### Request
All the data must come back unchanged, except that pictures are left out.

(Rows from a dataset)
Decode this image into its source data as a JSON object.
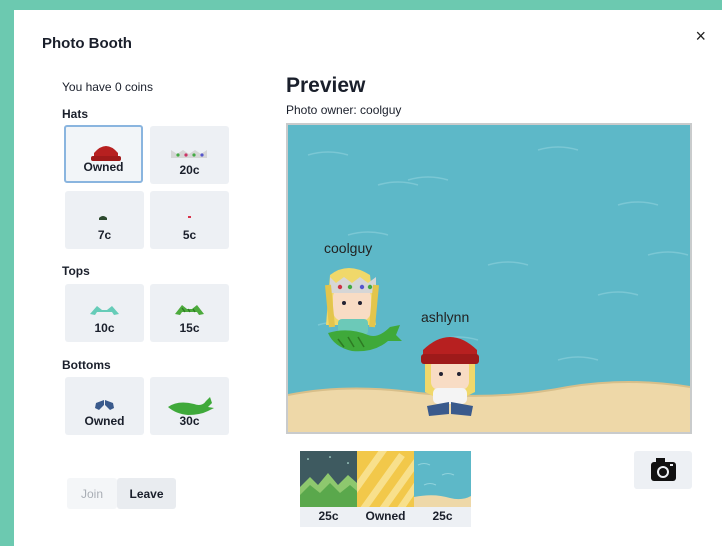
{
  "dialog": {
    "title": "Photo Booth",
    "close_label": "×"
  },
  "coins_text": "You have 0 coins",
  "sections": {
    "hats": "Hats",
    "tops": "Tops",
    "bottoms": "Bottoms"
  },
  "hats": [
    {
      "label": "Owned",
      "icon": "red-beanie-icon",
      "selected": true
    },
    {
      "label": "20c",
      "icon": "crown-icon"
    },
    {
      "label": "7c",
      "icon": "small-hat-icon"
    },
    {
      "label": "5c",
      "icon": "tiny-dot-hat-icon"
    }
  ],
  "tops": [
    {
      "label": "10c",
      "icon": "teal-top-icon"
    },
    {
      "label": "15c",
      "icon": "green-top-icon"
    }
  ],
  "bottoms": [
    {
      "label": "Owned",
      "icon": "blue-shorts-icon"
    },
    {
      "label": "30c",
      "icon": "mermaid-tail-icon"
    }
  ],
  "buttons": {
    "join": "Join",
    "leave": "Leave"
  },
  "preview": {
    "title": "Preview",
    "owner_text": "Photo owner: coolguy",
    "players": [
      {
        "name": "coolguy"
      },
      {
        "name": "ashlynn"
      }
    ]
  },
  "backgrounds": [
    {
      "label": "25c",
      "icon": "mountains-bg-icon"
    },
    {
      "label": "Owned",
      "icon": "yellow-stripes-bg-icon"
    },
    {
      "label": "25c",
      "icon": "beach-bg-icon"
    }
  ],
  "camera_icon": "camera-icon",
  "colors": {
    "frame": "#6cc9b0",
    "tile": "#edf0f4",
    "selected_border": "#8ab5df",
    "water": "#5db8c8",
    "sand": "#eed8a8"
  }
}
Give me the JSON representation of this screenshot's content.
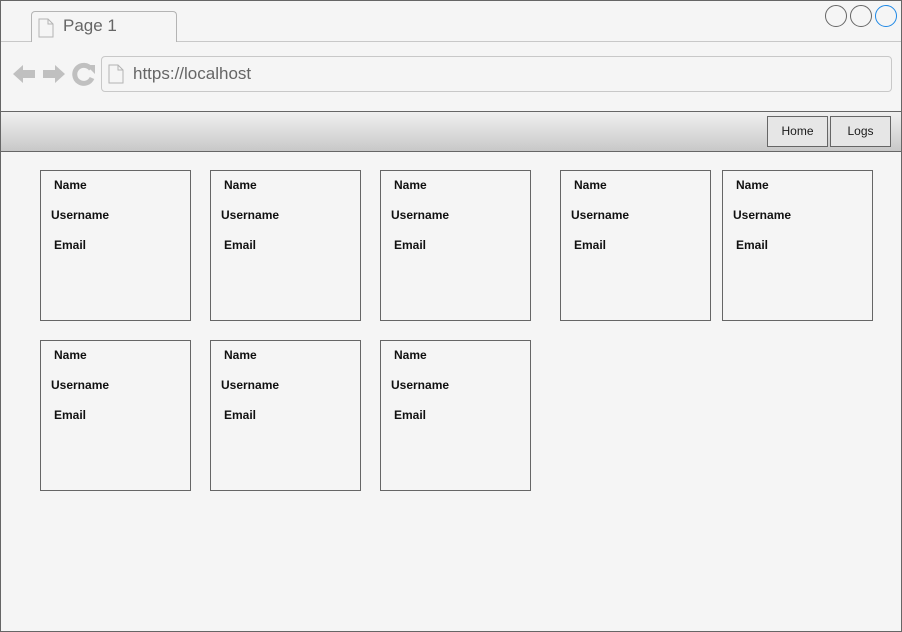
{
  "browser": {
    "tab_title": "Page 1",
    "url": "https://localhost",
    "window_buttons": [
      "minimize",
      "maximize",
      "close"
    ]
  },
  "colors": {
    "background": "#f5f5f5",
    "border": "#666666",
    "accent": "#1e88e5",
    "icon_gray": "#c0c0c0"
  },
  "icons": {
    "tab": "page-icon",
    "back": "arrow-left-icon",
    "forward": "arrow-right-icon",
    "reload": "reload-icon",
    "address": "page-icon"
  },
  "nav": {
    "home": "Home",
    "logs": "Logs"
  },
  "cards": [
    {
      "name": "Name",
      "username": "Username",
      "email": "Email"
    },
    {
      "name": "Name",
      "username": "Username",
      "email": "Email"
    },
    {
      "name": "Name",
      "username": "Username",
      "email": "Email"
    },
    {
      "name": "Name",
      "username": "Username",
      "email": "Email"
    },
    {
      "name": "Name",
      "username": "Username",
      "email": "Email"
    },
    {
      "name": "Name",
      "username": "Username",
      "email": "Email"
    },
    {
      "name": "Name",
      "username": "Username",
      "email": "Email"
    },
    {
      "name": "Name",
      "username": "Username",
      "email": "Email"
    }
  ]
}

### Answer to the task
Decode this image into its source data as a JSON object.
{
  "dialog": {
    "title": "Photo Booth",
    "close_label": "×"
  },
  "coins_text": "You have 0 coins",
  "sections": {
    "hats": "Hats",
    "tops": "Tops",
    "bottoms": "Bottoms"
  },
  "hats": [
    {
      "label": "Owned",
      "icon": "red-beanie-icon",
      "selected": true
    },
    {
      "label": "20c",
      "icon": "crown-icon"
    },
    {
      "label": "7c",
      "icon": "small-hat-icon"
    },
    {
      "label": "5c",
      "icon": "tiny-dot-hat-icon"
    }
  ],
  "tops": [
    {
      "label": "10c",
      "icon": "teal-top-icon"
    },
    {
      "label": "15c",
      "icon": "green-top-icon"
    }
  ],
  "bottoms": [
    {
      "label": "Owned",
      "icon": "blue-shorts-icon"
    },
    {
      "label": "30c",
      "icon": "mermaid-tail-icon"
    }
  ],
  "buttons": {
    "join": "Join",
    "leave": "Leave"
  },
  "preview": {
    "title": "Preview",
    "owner_text": "Photo owner: coolguy",
    "players": [
      {
        "name": "coolguy"
      },
      {
        "name": "ashlynn"
      }
    ]
  },
  "backgrounds": [
    {
      "label": "25c",
      "icon": "mountains-bg-icon"
    },
    {
      "label": "Owned",
      "icon": "yellow-stripes-bg-icon"
    },
    {
      "label": "25c",
      "icon": "beach-bg-icon"
    }
  ],
  "camera_icon": "camera-icon",
  "colors": {
    "frame": "#6cc9b0",
    "tile": "#edf0f4",
    "selected_border": "#8ab5df",
    "water": "#5db8c8",
    "sand": "#eed8a8"
  }
}
Give me the JSON representation of this screenshot's content.
{
  "browser": {
    "tab_title": "Page 1",
    "url": "https://localhost",
    "window_buttons": [
      "minimize",
      "maximize",
      "close"
    ]
  },
  "colors": {
    "background": "#f5f5f5",
    "border": "#666666",
    "accent": "#1e88e5",
    "icon_gray": "#c0c0c0"
  },
  "icons": {
    "tab": "page-icon",
    "back": "arrow-left-icon",
    "forward": "arrow-right-icon",
    "reload": "reload-icon",
    "address": "page-icon"
  },
  "nav": {
    "home": "Home",
    "logs": "Logs"
  },
  "cards": [
    {
      "name": "Name",
      "username": "Username",
      "email": "Email"
    },
    {
      "name": "Name",
      "username": "Username",
      "email": "Email"
    },
    {
      "name": "Name",
      "username": "Username",
      "email": "Email"
    },
    {
      "name": "Name",
      "username": "Username",
      "email": "Email"
    },
    {
      "name": "Name",
      "username": "Username",
      "email": "Email"
    },
    {
      "name": "Name",
      "username": "Username",
      "email": "Email"
    },
    {
      "name": "Name",
      "username": "Username",
      "email": "Email"
    },
    {
      "name": "Name",
      "username": "Username",
      "email": "Email"
    }
  ]
}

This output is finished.